[WORK TO COMPLETE]: Here are some entries; quote each one exactly.

══════

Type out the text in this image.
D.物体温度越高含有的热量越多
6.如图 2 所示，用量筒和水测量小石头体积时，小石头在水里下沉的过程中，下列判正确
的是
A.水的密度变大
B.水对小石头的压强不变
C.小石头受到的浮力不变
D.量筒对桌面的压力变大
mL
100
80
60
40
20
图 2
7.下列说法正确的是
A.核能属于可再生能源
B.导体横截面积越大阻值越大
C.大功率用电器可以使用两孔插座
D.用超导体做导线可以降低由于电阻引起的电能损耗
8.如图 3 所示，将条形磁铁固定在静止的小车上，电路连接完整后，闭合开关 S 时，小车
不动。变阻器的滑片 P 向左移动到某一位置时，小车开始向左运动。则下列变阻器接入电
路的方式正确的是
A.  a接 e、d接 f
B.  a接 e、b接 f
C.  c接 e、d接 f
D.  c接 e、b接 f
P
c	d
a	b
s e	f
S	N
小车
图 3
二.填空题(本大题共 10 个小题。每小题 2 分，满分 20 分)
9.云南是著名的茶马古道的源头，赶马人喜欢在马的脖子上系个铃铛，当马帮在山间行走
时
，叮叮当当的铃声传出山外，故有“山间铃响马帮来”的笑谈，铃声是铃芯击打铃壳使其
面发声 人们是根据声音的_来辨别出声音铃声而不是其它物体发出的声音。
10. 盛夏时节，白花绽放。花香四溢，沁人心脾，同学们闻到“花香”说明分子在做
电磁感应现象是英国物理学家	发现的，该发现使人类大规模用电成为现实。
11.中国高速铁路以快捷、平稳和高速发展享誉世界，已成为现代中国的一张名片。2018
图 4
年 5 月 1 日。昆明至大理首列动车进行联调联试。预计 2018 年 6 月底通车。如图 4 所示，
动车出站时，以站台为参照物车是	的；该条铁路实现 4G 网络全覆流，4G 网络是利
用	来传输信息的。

══════

[EXERCISE OUTPUT]:
Type out the text in this image.
D.物体温度越高含有的热量越多
6.如图 2 所示，用量筒和水测量小石头体积时，小石头在水里下沉的过程中，下列判正确
的是
A.水的密度变大
B.水对小石头的压强不变
C.小石头受到的浮力不变
D.量筒对桌面的压力变大
mL
100
80
60
40
20
图 2
7.下列说法正确的是
A.核能属于可再生能源
B.导体横截面积越大阻值越大
C.大功率用电器可以使用两孔插座
D.用超导体做导线可以降低由于电阻引起的电能损耗
8.如图 3 所示，将条形磁铁固定在静止的小车上，电路连接完整后，闭合开关 S 时，小车
不动。变阻器的滑片 P 向左移动到某一位置时，小车开始向左运动。则下列变阻器接入电
路的方式正确的是
A.  a接 e、d接 f
B.  a接 e、b接 f
C.  c接 e、d接 f
D.  c接 e、b接 f
P
c	d
a	b
s e	f
S	N
小车
图 3
二.填空题(本大题共 10 个小题。每小题 2 分，满分 20 分)
9.云南是著名的茶马古道的源头，赶马人喜欢在马的脖子上系个铃铛，当马帮在山间行走
时
，叮叮当当的铃声传出山外，故有“山间铃响马帮来”的笑谈，铃声是铃芯击打铃壳使其
面发声 人们是根据声音的_来辨别出声音铃声而不是其它物体发出的声音。
10. 盛夏时节，白花绽放。花香四溢，沁人心脾，同学们闻到“花香”说明分子在做
电磁感应现象是英国物理学家	发现的，该发现使人类大规模用电成为现实。
11.中国高速铁路以快捷、平稳和高速发展享誉世界，已成为现代中国的一张名片。2018
图 4
年 5 月 1 日。昆明至大理首列动车进行联调联试。预计 2018 年 6 月底通车。如图 4 所示，
动车出站时，以站台为参照物车是	的；该条铁路实现 4G 网络全覆流，4G 网络是利
用	来传输信息的。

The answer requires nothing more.